→ **Work instructions**: Make an exact copy of all the entries, with the pictures left out.

---------- Record set

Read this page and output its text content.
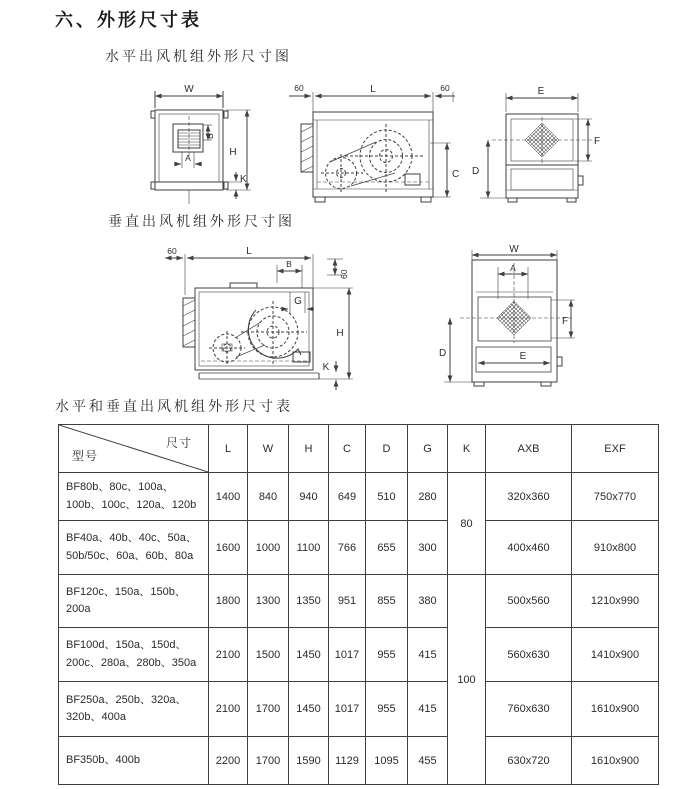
六、外形尺寸表
水平出风机组外形尺寸图
垂直出风机组外形尺寸图
水平和垂直出风机组外形尺寸表
W
B
A	H
K
60	L	60
C
E
F
D
60	L
B
60
G
H
K
W
A
F
D	E
尺寸
型号	L	W	H	C	D	G	K	AXB	EXF
BF80b、80c、100a、100b、100c、120a、120b	1400	840	940	649	510	280	80	320x360	750x770
BF40a、40b、40c、50a、50b/50c、60a、60b、80a	1600	1000	1100	766	655	300		400x460	910x800
BF120c、150a、150b、200a	1800	1300	1350	951	855	380	100	500x560	1210x990
BF100d、150a、150d、200c、280a、280b、350a	2100	1500	1450	1017	955	415		560x630	1410x900
BF250a、250b、320a、320b、400a	2100	1700	1450	1017	955	415		760x630	1610x900
BF350b、400b	2200	1700	1590	1129	1095	455		630x720	1610x900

--------------------

→ **Final result**:
Read this page and output its text content.
六、外形尺寸表
水平出风机组外形尺寸图
垂直出风机组外形尺寸图
水平和垂直出风机组外形尺寸表
W
B
A	H
K
60	L	60
C
E
F
D
60	L
B
60
G
H
K
W
A
F
D	E
尺寸
型号	L	W	H	C	D	G	K	AXB	EXF
BF80b、80c、100a、100b、100c、120a、120b	1400	840	940	649	510	280	80	320x360	750x770
BF40a、40b、40c、50a、50b/50c、60a、60b、80a	1600	1000	1100	766	655	300		400x460	910x800
BF120c、150a、150b、200a	1800	1300	1350	951	855	380	100	500x560	1210x990
BF100d、150a、150d、200c、280a、280b、350a	2100	1500	1450	1017	955	415		560x630	1410x900
BF250a、250b、320a、320b、400a	2100	1700	1450	1017	955	415		760x630	1610x900
BF350b、400b	2200	1700	1590	1129	1095	455		630x720	1610x900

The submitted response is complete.